Records supplied ▸
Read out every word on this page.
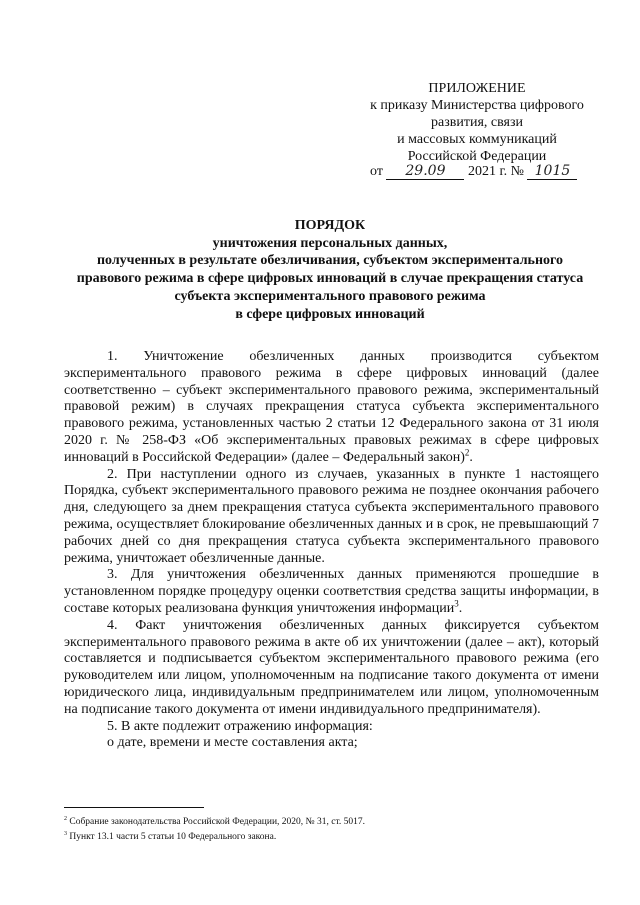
ПРИЛОЖЕНИЕ
к приказу Министерства цифрового
развития, связи
и массовых коммуникаций
Российской Федерации
от 29.09 2021 г. № 1015
ПОРЯДОК
уничтожения персональных данных,
полученных в результате обезличивания, субъектом экспериментального
правового режима в сфере цифровых инноваций в случае прекращения статуса
субъекта экспериментального правового режима
в сфере цифровых инноваций

1. Уничтожение обезличенных данных производится субъектом экспериментального правового режима в сфере цифровых инноваций (далее соответственно – субъект экспериментального правового режима, экспериментальный правовой режим) в случаях прекращения статуса субъекта экспериментального правового режима, установленных частью 2 статьи 12 Федерального закона от 31 июля 2020 г. № 258-ФЗ «Об экспериментальных правовых режимах в сфере цифровых инноваций в Российской Федерации» (далее – Федеральный закон)$^2$.

2. При наступлении одного из случаев, указанных в пункте 1 настоящего Порядка, субъект экспериментального правового режима не позднее окончания рабочего дня, следующего за днем прекращения статуса субъекта экспериментального правового режима, осуществляет блокирование обезличенных данных и в срок, не превышающий 7 рабочих дней со дня прекращения статуса субъекта экспериментального правового режима, уничтожает обезличенные данные.

3. Для уничтожения обезличенных данных применяются прошедшие в установленном порядке процедуру оценки соответствия средства защиты информации, в составе которых реализована функция уничтожения информации$^3$.

4. Факт уничтожения обезличенных данных фиксируется субъектом экспериментального правового режима в акте об их уничтожении (далее – акт), который составляется и подписывается субъектом экспериментального правового режима (его руководителем или лицом, уполномоченным на подписание такого документа от имени юридического лица, индивидуальным предпринимателем или лицом, уполномоченным на подписание такого документа от имени индивидуального предпринимателя).

5. В акте подлежит отражению информация:

о дате, времени и месте составления акта;

$^2$ Собрание законодательства Российской Федерации, 2020, № 31, ст. 5017.
$^3$ Пункт 13.1 части 5 статьи 10 Федерального закона.
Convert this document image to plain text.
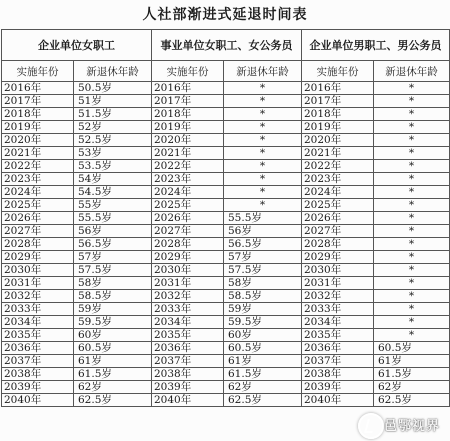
人社部渐进式延退时间表
企业单位女职工		事业单位女职工、女公务员		企业单位男职工、男公务员	
实施年份	新退休年龄	实施年份	新退休年龄	实施年份	新退休年龄
2016年	50.5岁	2016年	*	2016年	*
2017年	51岁	2017年	*	2017年	*
2018年	51.5岁	2018年	*	2018年	*
2019年	52岁	2019年	*	2019年	*
2020年	52.5岁	2020年	*	2020年	*
2021年	53岁	2021年	*	2021年	*
2022年	53.5岁	2022年	*	2022年	*
2023年	54岁	2023年	*	2023年	*
2024年	54.5岁	2024年	*	2024年	*
2025年	55岁	2025年	*	2025年	*
2026年	55.5岁	2026年	55.5岁	2026年	*
2027年	56岁	2027年	56岁	2027年	*
2028年	56.5岁	2028年	56.5岁	2028年	*
2029年	57岁	2029年	57岁	2029年	*
2030年	57.5岁	2030年	57.5岁	2030年	*
2031年	58岁	2031年	58岁	2031年	*
2032年	58.5岁	2032年	58.5岁	2032年	*
2033年	59岁	2033年	59岁	2033年	*
2034年	59.5岁	2034年	59.5岁	2034年	*
2035年	60岁	2035年	60岁	2035年	*
2036年	60.5岁	2036年	60.5岁	2036年	60.5岁
2037年	61岁	2037年	61岁	2037年	61岁
2038年	61.5岁	2038年	61.5岁	2038年	61.5岁
2039年	62岁	2039年	62岁	2039年	62岁
2040年	62.5岁	2040年	62.5岁	2040年	62.5岁
邑鄂视界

Exercise instructions ▸ Only a number is wanted: how many lines contain "инноваций"?

Result for this exercise ▸ 3